■ Written instruction: Retype all of the data exactly as given.

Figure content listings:
(begin)
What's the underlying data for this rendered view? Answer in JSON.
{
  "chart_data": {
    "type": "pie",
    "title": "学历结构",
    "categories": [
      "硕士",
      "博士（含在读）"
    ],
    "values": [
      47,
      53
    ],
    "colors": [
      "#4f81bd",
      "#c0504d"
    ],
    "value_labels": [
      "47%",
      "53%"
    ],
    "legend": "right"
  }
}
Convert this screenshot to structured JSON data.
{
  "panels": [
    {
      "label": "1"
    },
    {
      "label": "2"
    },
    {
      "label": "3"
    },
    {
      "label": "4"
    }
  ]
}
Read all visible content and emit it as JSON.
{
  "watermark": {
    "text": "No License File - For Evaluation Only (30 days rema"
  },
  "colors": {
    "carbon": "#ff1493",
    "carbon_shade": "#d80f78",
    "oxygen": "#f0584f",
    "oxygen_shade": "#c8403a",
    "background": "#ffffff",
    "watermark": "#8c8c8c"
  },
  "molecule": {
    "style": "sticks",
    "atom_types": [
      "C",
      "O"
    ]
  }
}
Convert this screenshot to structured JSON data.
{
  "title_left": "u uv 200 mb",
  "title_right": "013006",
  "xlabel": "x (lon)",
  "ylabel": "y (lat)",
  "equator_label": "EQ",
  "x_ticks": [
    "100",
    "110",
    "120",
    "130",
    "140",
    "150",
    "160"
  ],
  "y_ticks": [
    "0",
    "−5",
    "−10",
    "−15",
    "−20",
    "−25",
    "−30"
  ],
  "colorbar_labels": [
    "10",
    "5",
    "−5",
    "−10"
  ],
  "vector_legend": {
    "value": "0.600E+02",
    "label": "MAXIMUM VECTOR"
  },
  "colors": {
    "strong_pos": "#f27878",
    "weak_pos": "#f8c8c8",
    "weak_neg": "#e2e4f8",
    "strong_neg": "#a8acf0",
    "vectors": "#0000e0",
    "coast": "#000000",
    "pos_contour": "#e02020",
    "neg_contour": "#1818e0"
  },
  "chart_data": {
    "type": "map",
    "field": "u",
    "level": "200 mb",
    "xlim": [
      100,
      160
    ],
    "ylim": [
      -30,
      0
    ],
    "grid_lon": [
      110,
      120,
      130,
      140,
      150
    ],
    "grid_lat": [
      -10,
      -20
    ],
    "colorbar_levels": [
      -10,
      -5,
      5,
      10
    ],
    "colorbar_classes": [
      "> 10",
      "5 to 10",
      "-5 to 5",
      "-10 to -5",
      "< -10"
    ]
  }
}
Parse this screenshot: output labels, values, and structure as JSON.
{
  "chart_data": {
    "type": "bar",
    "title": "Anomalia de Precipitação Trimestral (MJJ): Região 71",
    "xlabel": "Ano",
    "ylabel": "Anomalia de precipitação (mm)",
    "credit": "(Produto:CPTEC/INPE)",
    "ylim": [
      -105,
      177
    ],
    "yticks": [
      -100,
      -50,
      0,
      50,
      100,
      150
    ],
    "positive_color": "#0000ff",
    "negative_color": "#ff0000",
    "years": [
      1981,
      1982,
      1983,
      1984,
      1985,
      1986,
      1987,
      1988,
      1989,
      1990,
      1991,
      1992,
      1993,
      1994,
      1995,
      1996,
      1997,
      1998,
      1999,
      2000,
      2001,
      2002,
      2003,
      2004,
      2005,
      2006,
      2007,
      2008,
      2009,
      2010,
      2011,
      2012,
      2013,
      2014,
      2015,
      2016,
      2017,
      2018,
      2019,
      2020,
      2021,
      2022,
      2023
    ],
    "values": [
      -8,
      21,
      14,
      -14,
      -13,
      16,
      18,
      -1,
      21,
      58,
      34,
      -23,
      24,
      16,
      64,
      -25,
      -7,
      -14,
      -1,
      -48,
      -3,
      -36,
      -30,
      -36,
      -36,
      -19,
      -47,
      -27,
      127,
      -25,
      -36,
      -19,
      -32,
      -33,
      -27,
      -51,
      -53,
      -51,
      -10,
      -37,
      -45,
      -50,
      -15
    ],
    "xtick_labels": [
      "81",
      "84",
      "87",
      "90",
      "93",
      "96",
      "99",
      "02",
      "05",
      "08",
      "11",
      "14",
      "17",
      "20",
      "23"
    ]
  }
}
(end)
■ Full response:
What's the underlying data for this rendered view? Answer in JSON.
{
  "chart_data": {
    "type": "pie",
    "title": "学历结构",
    "categories": [
      "硕士",
      "博士（含在读）"
    ],
    "values": [
      47,
      53
    ],
    "colors": [
      "#4f81bd",
      "#c0504d"
    ],
    "value_labels": [
      "47%",
      "53%"
    ],
    "legend": "right"
  }
}
Convert this screenshot to structured JSON data.
{
  "panels": [
    {
      "label": "1"
    },
    {
      "label": "2"
    },
    {
      "label": "3"
    },
    {
      "label": "4"
    }
  ]
}
Read all visible content and emit it as JSON.
{
  "watermark": {
    "text": "No License File - For Evaluation Only (30 days rema"
  },
  "colors": {
    "carbon": "#ff1493",
    "carbon_shade": "#d80f78",
    "oxygen": "#f0584f",
    "oxygen_shade": "#c8403a",
    "background": "#ffffff",
    "watermark": "#8c8c8c"
  },
  "molecule": {
    "style": "sticks",
    "atom_types": [
      "C",
      "O"
    ]
  }
}
Convert this screenshot to structured JSON data.
{
  "title_left": "u uv 200 mb",
  "title_right": "013006",
  "xlabel": "x (lon)",
  "ylabel": "y (lat)",
  "equator_label": "EQ",
  "x_ticks": [
    "100",
    "110",
    "120",
    "130",
    "140",
    "150",
    "160"
  ],
  "y_ticks": [
    "0",
    "−5",
    "−10",
    "−15",
    "−20",
    "−25",
    "−30"
  ],
  "colorbar_labels": [
    "10",
    "5",
    "−5",
    "−10"
  ],
  "vector_legend": {
    "value": "0.600E+02",
    "label": "MAXIMUM VECTOR"
  },
  "colors": {
    "strong_pos": "#f27878",
    "weak_pos": "#f8c8c8",
    "weak_neg": "#e2e4f8",
    "strong_neg": "#a8acf0",
    "vectors": "#0000e0",
    "coast": "#000000",
    "pos_contour": "#e02020",
    "neg_contour": "#1818e0"
  },
  "chart_data": {
    "type": "map",
    "field": "u",
    "level": "200 mb",
    "xlim": [
      100,
      160
    ],
    "ylim": [
      -30,
      0
    ],
    "grid_lon": [
      110,
      120,
      130,
      140,
      150
    ],
    "grid_lat": [
      -10,
      -20
    ],
    "colorbar_levels": [
      -10,
      -5,
      5,
      10
    ],
    "colorbar_classes": [
      "> 10",
      "5 to 10",
      "-5 to 5",
      "-10 to -5",
      "< -10"
    ]
  }
}
Parse this screenshot: output labels, values, and structure as JSON.
{
  "chart_data": {
    "type": "bar",
    "title": "Anomalia de Precipitação Trimestral (MJJ): Região 71",
    "xlabel": "Ano",
    "ylabel": "Anomalia de precipitação (mm)",
    "credit": "(Produto:CPTEC/INPE)",
    "ylim": [
      -105,
      177
    ],
    "yticks": [
      -100,
      -50,
      0,
      50,
      100,
      150
    ],
    "positive_color": "#0000ff",
    "negative_color": "#ff0000",
    "years": [
      1981,
      1982,
      1983,
      1984,
      1985,
      1986,
      1987,
      1988,
      1989,
      1990,
      1991,
      1992,
      1993,
      1994,
      1995,
      1996,
      1997,
      1998,
      1999,
      2000,
      2001,
      2002,
      2003,
      2004,
      2005,
      2006,
      2007,
      2008,
      2009,
      2010,
      2011,
      2012,
      2013,
      2014,
      2015,
      2016,
      2017,
      2018,
      2019,
      2020,
      2021,
      2022,
      2023
    ],
    "values": [
      -8,
      21,
      14,
      -14,
      -13,
      16,
      18,
      -1,
      21,
      58,
      34,
      -23,
      24,
      16,
      64,
      -25,
      -7,
      -14,
      -1,
      -48,
      -3,
      -36,
      -30,
      -36,
      -36,
      -19,
      -47,
      -27,
      127,
      -25,
      -36,
      -19,
      -32,
      -33,
      -27,
      -51,
      -53,
      -51,
      -10,
      -37,
      -45,
      -50,
      -15
    ],
    "xtick_labels": [
      "81",
      "84",
      "87",
      "90",
      "93",
      "96",
      "99",
      "02",
      "05",
      "08",
      "11",
      "14",
      "17",
      "20",
      "23"
    ]
  }
}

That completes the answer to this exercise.